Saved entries
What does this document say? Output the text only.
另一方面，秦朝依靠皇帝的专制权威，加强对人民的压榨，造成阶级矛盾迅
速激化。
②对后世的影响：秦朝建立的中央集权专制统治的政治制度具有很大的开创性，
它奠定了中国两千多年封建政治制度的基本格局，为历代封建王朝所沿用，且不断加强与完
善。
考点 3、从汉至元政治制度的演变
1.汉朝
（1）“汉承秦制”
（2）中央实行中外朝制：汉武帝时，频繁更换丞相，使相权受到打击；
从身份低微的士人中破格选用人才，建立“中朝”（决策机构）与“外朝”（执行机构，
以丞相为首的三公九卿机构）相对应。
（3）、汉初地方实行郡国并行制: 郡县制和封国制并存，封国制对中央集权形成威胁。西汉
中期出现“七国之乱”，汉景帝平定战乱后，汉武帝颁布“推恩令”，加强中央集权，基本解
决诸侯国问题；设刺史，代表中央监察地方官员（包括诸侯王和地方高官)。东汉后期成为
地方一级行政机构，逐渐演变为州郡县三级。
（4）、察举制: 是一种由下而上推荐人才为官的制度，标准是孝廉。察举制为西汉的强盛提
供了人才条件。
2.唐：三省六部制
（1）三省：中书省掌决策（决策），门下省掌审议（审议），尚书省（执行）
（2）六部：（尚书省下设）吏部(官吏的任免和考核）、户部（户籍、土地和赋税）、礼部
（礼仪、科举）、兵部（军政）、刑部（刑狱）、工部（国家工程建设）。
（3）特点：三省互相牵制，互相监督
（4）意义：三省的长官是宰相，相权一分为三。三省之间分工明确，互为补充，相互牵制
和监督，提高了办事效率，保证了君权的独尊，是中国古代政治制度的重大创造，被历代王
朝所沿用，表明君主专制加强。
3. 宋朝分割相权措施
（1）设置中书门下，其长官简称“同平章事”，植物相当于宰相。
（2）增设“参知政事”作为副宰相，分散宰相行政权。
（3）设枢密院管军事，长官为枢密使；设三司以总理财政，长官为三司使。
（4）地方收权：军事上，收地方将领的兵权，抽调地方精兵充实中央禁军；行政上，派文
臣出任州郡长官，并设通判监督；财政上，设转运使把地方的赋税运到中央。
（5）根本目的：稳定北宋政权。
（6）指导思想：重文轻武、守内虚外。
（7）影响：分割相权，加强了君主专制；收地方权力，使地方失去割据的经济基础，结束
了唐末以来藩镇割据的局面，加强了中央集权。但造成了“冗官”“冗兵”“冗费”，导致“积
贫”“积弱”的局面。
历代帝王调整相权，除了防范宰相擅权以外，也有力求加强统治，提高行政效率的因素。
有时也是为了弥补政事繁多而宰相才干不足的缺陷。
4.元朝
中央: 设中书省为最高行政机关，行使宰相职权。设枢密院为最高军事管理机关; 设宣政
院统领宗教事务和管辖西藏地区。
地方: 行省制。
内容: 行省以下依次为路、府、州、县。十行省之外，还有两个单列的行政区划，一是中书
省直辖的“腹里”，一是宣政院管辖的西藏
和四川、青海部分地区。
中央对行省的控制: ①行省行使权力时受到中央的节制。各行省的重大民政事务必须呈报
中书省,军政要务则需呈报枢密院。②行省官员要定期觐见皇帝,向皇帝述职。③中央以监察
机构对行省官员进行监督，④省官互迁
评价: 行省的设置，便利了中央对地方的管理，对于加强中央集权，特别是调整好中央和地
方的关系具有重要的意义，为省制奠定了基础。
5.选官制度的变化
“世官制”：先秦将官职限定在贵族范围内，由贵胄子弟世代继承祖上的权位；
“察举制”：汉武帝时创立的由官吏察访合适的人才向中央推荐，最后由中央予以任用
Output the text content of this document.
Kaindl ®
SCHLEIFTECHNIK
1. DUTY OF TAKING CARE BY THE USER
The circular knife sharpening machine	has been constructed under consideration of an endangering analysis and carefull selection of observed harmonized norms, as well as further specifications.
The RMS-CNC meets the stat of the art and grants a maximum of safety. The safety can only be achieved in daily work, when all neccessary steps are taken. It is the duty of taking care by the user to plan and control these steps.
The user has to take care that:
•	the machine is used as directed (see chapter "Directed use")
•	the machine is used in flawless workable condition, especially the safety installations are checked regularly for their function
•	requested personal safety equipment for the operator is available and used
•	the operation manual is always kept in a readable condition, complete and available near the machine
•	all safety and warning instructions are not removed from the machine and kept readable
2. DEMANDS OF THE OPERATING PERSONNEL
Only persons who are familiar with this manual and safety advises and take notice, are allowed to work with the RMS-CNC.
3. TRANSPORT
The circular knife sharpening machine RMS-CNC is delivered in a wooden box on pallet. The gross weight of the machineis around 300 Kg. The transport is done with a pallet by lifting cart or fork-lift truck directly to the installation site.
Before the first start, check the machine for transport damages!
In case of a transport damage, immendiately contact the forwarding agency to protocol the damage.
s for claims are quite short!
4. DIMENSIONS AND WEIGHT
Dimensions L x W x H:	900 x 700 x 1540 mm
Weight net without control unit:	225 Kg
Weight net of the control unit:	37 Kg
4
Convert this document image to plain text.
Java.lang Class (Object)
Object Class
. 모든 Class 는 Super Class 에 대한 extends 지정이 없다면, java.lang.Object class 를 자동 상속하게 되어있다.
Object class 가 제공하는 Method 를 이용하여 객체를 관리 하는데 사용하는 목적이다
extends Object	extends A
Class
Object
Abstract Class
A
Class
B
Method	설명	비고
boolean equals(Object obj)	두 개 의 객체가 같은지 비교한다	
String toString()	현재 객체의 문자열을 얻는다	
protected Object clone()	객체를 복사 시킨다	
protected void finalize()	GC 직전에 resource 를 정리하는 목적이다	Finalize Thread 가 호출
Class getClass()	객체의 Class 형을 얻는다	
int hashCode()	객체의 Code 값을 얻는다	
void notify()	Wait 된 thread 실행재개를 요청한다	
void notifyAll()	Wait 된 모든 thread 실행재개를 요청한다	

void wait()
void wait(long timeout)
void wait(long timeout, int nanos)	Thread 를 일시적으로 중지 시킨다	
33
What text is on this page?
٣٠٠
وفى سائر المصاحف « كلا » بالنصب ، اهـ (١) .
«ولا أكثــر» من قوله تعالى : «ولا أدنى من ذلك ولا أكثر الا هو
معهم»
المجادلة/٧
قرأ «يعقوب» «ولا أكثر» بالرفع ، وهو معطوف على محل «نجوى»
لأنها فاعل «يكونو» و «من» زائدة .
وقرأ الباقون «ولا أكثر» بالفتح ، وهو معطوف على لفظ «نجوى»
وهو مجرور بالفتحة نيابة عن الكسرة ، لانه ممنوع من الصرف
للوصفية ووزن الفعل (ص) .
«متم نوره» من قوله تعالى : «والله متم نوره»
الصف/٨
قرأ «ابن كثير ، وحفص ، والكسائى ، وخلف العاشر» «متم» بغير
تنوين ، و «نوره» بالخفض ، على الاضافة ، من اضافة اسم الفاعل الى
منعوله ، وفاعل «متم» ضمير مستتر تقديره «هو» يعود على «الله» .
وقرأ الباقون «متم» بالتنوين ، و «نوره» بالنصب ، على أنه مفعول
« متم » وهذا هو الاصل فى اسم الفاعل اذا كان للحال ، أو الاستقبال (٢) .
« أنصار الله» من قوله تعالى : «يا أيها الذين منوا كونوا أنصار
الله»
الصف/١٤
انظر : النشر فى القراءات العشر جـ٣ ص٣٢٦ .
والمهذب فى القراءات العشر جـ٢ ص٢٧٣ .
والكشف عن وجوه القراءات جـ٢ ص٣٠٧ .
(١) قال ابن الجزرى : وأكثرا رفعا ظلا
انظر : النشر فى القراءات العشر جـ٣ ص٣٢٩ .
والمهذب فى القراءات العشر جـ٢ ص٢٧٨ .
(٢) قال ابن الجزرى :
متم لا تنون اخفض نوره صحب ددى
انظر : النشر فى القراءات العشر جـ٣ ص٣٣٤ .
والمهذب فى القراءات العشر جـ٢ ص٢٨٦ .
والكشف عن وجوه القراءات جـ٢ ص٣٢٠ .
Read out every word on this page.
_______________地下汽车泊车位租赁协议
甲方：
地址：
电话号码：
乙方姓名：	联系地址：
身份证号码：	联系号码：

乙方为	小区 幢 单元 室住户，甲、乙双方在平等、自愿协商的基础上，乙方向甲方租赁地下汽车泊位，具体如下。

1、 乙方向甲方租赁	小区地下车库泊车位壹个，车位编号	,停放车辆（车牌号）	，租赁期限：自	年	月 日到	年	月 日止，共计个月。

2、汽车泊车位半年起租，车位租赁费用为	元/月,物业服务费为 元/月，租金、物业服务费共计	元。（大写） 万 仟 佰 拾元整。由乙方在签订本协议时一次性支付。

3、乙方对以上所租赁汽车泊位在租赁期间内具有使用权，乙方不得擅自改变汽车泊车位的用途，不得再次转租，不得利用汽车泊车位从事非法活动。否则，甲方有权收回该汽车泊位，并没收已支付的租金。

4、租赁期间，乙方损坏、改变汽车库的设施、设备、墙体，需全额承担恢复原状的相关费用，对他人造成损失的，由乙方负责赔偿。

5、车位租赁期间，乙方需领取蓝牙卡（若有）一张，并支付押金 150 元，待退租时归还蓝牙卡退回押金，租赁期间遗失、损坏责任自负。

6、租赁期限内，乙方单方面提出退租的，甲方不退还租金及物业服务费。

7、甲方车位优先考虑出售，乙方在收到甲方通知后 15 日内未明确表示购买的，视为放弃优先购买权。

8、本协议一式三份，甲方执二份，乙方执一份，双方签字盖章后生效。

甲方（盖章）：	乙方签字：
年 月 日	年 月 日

Requirement:
State how many lines of the records above contain the word "lang", and give only that number.

Exercise result:
2